**STATED PROBLEM**
Take the material below and retype it in full; pictures are left out.
[BEGIN INPUT MATERIAL]
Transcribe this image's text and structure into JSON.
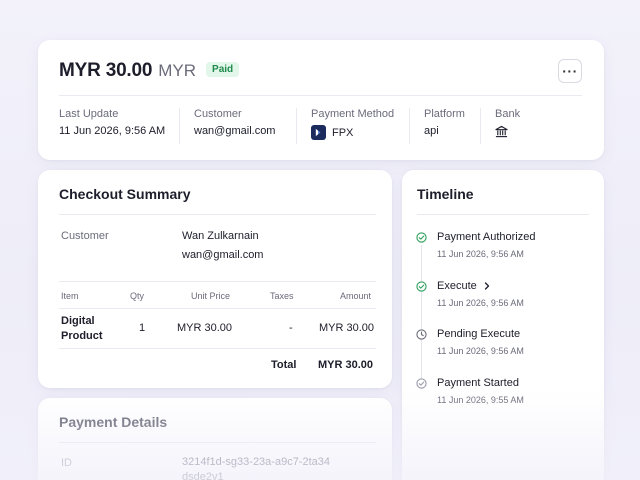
{
  "header": {
    "amount": "MYR 30.00",
    "currency": "MYR",
    "status_badge": "Paid",
    "more_label": "···",
    "meta": {
      "last_update_label": "Last Update",
      "last_update_value": "11 Jun 2026, 9:56 AM",
      "customer_label": "Customer",
      "customer_value": "wan@gmail.com",
      "payment_method_label": "Payment Method",
      "payment_method_value": "FPX",
      "platform_label": "Platform",
      "platform_value": "api",
      "bank_label": "Bank",
      "bank_icon": "bank-icon"
    }
  },
  "checkout_summary": {
    "title": "Checkout Summary",
    "customer_label": "Customer",
    "customer_name": "Wan Zulkarnain",
    "customer_email": "wan@gmail.com",
    "table": {
      "headers": [
        "Item",
        "Qty",
        "Unit Price",
        "Taxes",
        "Amount"
      ],
      "rows": [
        {
          "item_line1": "Digital",
          "item_line2": "Product",
          "qty": "1",
          "unit_price": "MYR 30.00",
          "taxes": "-",
          "amount": "MYR 30.00"
        }
      ],
      "total_label": "Total",
      "total_value": "MYR 30.00"
    }
  },
  "timeline": {
    "title": "Timeline",
    "events": [
      {
        "title": "Payment Authorized",
        "time": "11 Jun 2026, 9:56 AM",
        "icon": "check-circle-icon",
        "color": "#2e9e5b"
      },
      {
        "title": "Execute",
        "time": "11 Jun 2026, 9:56 AM",
        "icon": "check-circle-icon",
        "color": "#2e9e5b",
        "has_chevron": true
      },
      {
        "title": "Pending Execute",
        "time": "11 Jun 2026, 9:56 AM",
        "icon": "clock-icon",
        "color": "#6b6b7b"
      },
      {
        "title": "Payment Started",
        "time": "11 Jun 2026, 9:55 AM",
        "icon": "check-circle-icon",
        "color": "#9b9bab"
      }
    ]
  },
  "payment_details": {
    "title": "Payment Details",
    "id_label": "ID",
    "id_value": "3214f1d-sg33-23a-a9c7-2ta34dsde2v1"
  },
  "colors": {
    "accent_green": "#2e9e5b",
    "badge_bg": "#e3f6ea",
    "fpx_bg": "#1c2b5e",
    "background": "#f1f0fa"
  }
}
[END INPUT MATERIAL]
**TASK RESULT**
Transcribe this image's text and structure into JSON.
{
  "header": {
    "amount": "MYR 30.00",
    "currency": "MYR",
    "status_badge": "Paid",
    "more_label": "···",
    "meta": {
      "last_update_label": "Last Update",
      "last_update_value": "11 Jun 2026, 9:56 AM",
      "customer_label": "Customer",
      "customer_value": "wan@gmail.com",
      "payment_method_label": "Payment Method",
      "payment_method_value": "FPX",
      "platform_label": "Platform",
      "platform_value": "api",
      "bank_label": "Bank",
      "bank_icon": "bank-icon"
    }
  },
  "checkout_summary": {
    "title": "Checkout Summary",
    "customer_label": "Customer",
    "customer_name": "Wan Zulkarnain",
    "customer_email": "wan@gmail.com",
    "table": {
      "headers": [
        "Item",
        "Qty",
        "Unit Price",
        "Taxes",
        "Amount"
      ],
      "rows": [
        {
          "item_line1": "Digital",
          "item_line2": "Product",
          "qty": "1",
          "unit_price": "MYR 30.00",
          "taxes": "-",
          "amount": "MYR 30.00"
        }
      ],
      "total_label": "Total",
      "total_value": "MYR 30.00"
    }
  },
  "timeline": {
    "title": "Timeline",
    "events": [
      {
        "title": "Payment Authorized",
        "time": "11 Jun 2026, 9:56 AM",
        "icon": "check-circle-icon",
        "color": "#2e9e5b"
      },
      {
        "title": "Execute",
        "time": "11 Jun 2026, 9:56 AM",
        "icon": "check-circle-icon",
        "color": "#2e9e5b",
        "has_chevron": true
      },
      {
        "title": "Pending Execute",
        "time": "11 Jun 2026, 9:56 AM",
        "icon": "clock-icon",
        "color": "#6b6b7b"
      },
      {
        "title": "Payment Started",
        "time": "11 Jun 2026, 9:55 AM",
        "icon": "check-circle-icon",
        "color": "#9b9bab"
      }
    ]
  },
  "payment_details": {
    "title": "Payment Details",
    "id_label": "ID",
    "id_value": "3214f1d-sg33-23a-a9c7-2ta34dsde2v1"
  },
  "colors": {
    "accent_green": "#2e9e5b",
    "badge_bg": "#e3f6ea",
    "fpx_bg": "#1c2b5e",
    "background": "#f1f0fa"
  }
}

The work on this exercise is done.